## WORK TO COMPLETE
Output the data below in full, byte for byte. Nothing may differ.

## MATERIAL FOR THE TASK

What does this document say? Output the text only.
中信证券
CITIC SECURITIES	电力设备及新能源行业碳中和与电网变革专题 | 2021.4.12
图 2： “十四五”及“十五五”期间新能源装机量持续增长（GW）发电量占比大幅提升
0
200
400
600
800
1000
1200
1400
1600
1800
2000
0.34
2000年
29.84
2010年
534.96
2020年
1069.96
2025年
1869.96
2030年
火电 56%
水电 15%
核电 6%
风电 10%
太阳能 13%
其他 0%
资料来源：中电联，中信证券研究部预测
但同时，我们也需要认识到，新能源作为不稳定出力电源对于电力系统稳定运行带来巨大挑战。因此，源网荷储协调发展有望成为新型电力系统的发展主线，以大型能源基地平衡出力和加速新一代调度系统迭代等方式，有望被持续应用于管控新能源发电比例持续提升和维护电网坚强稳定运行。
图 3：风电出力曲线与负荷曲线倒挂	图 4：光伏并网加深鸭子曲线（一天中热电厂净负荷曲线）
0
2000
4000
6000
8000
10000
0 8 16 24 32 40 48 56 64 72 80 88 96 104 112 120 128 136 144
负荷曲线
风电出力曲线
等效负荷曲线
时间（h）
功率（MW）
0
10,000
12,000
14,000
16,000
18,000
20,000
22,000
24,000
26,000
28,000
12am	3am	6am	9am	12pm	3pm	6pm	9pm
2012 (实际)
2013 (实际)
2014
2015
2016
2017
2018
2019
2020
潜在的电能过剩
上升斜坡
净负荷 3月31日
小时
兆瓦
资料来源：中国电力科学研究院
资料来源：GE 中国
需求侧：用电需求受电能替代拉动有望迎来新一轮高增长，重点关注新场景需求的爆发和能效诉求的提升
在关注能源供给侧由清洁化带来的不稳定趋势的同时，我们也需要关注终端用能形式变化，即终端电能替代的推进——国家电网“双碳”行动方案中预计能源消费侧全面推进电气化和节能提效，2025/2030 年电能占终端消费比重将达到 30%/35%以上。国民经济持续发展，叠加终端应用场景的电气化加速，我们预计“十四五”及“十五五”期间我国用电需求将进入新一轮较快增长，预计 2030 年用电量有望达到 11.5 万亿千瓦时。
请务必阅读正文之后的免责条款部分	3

## IN RESPONSE
What does this document say? Output the text only.
中信证券
CITIC SECURITIES	电力设备及新能源行业碳中和与电网变革专题 | 2021.4.12
图 2： “十四五”及“十五五”期间新能源装机量持续增长（GW）发电量占比大幅提升
0
200
400
600
800
1000
1200
1400
1600
1800
2000
0.34
2000年
29.84
2010年
534.96
2020年
1069.96
2025年
1869.96
2030年
火电 56%
水电 15%
核电 6%
风电 10%
太阳能 13%
其他 0%
资料来源：中电联，中信证券研究部预测
但同时，我们也需要认识到，新能源作为不稳定出力电源对于电力系统稳定运行带来巨大挑战。因此，源网荷储协调发展有望成为新型电力系统的发展主线，以大型能源基地平衡出力和加速新一代调度系统迭代等方式，有望被持续应用于管控新能源发电比例持续提升和维护电网坚强稳定运行。
图 3：风电出力曲线与负荷曲线倒挂	图 4：光伏并网加深鸭子曲线（一天中热电厂净负荷曲线）
0
2000
4000
6000
8000
10000
0 8 16 24 32 40 48 56 64 72 80 88 96 104 112 120 128 136 144
负荷曲线
风电出力曲线
等效负荷曲线
时间（h）
功率（MW）
0
10,000
12,000
14,000
16,000
18,000
20,000
22,000
24,000
26,000
28,000
12am	3am	6am	9am	12pm	3pm	6pm	9pm
2012 (实际)
2013 (实际)
2014
2015
2016
2017
2018
2019
2020
潜在的电能过剩
上升斜坡
净负荷 3月31日
小时
兆瓦
资料来源：中国电力科学研究院
资料来源：GE 中国
需求侧：用电需求受电能替代拉动有望迎来新一轮高增长，重点关注新场景需求的爆发和能效诉求的提升
在关注能源供给侧由清洁化带来的不稳定趋势的同时，我们也需要关注终端用能形式变化，即终端电能替代的推进——国家电网“双碳”行动方案中预计能源消费侧全面推进电气化和节能提效，2025/2030 年电能占终端消费比重将达到 30%/35%以上。国民经济持续发展，叠加终端应用场景的电气化加速，我们预计“十四五”及“十五五”期间我国用电需求将进入新一轮较快增长，预计 2030 年用电量有望达到 11.5 万亿千瓦时。
请务必阅读正文之后的免责条款部分	3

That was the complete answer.